# [Goal of the exercise]
Gather all lines in the entries below that include the word "check".

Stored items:
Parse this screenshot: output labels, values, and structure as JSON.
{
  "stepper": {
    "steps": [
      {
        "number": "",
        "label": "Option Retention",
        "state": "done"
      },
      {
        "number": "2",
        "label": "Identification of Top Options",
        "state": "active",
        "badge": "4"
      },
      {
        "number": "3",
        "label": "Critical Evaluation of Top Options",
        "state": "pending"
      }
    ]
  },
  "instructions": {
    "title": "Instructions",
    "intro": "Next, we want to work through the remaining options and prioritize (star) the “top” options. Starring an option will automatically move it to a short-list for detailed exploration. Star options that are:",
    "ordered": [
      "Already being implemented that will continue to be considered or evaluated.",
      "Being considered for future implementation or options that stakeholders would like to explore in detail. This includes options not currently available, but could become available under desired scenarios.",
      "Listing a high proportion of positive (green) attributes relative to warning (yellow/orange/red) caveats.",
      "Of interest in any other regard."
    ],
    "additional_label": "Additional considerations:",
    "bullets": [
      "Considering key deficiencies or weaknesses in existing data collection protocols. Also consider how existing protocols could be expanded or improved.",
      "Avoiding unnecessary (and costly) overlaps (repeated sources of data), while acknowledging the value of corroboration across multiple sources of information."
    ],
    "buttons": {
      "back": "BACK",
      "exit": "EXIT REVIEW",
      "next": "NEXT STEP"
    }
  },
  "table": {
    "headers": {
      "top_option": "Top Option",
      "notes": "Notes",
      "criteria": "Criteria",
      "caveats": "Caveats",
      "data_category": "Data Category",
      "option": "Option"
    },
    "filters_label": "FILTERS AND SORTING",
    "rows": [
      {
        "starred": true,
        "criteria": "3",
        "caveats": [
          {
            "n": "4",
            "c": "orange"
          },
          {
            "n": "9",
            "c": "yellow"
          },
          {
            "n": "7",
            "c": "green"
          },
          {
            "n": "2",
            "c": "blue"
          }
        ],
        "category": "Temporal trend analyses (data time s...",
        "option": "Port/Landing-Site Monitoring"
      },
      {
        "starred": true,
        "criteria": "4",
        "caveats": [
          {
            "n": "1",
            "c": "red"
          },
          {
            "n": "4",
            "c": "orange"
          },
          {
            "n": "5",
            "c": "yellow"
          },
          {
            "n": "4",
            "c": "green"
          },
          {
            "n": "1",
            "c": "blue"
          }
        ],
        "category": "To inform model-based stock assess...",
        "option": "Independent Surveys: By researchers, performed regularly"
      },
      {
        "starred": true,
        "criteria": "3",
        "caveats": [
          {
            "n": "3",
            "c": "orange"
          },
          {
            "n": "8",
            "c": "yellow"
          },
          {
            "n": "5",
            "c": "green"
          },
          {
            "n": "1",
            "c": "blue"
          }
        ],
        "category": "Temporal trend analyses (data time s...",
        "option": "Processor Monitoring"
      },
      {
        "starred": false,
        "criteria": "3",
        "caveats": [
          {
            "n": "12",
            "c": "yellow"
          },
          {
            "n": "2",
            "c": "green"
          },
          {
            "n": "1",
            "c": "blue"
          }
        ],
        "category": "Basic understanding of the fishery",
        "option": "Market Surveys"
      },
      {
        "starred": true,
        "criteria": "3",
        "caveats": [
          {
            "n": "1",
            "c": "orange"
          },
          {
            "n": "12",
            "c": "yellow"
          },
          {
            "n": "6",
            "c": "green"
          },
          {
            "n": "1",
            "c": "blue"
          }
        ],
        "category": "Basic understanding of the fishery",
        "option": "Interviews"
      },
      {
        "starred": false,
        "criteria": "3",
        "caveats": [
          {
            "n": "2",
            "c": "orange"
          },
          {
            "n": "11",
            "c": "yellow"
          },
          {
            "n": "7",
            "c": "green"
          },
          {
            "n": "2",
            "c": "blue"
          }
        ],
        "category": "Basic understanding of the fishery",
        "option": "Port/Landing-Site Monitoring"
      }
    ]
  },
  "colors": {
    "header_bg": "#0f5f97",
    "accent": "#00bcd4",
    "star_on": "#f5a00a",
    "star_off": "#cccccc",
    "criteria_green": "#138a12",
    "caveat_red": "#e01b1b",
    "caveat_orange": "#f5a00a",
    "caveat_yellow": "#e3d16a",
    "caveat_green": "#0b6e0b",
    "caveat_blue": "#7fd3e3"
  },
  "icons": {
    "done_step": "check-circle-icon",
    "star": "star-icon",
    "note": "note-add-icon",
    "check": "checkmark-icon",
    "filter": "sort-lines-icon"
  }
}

# [Written response]
    "done_step": "check-circle-icon",
    "check": "checkmark-icon",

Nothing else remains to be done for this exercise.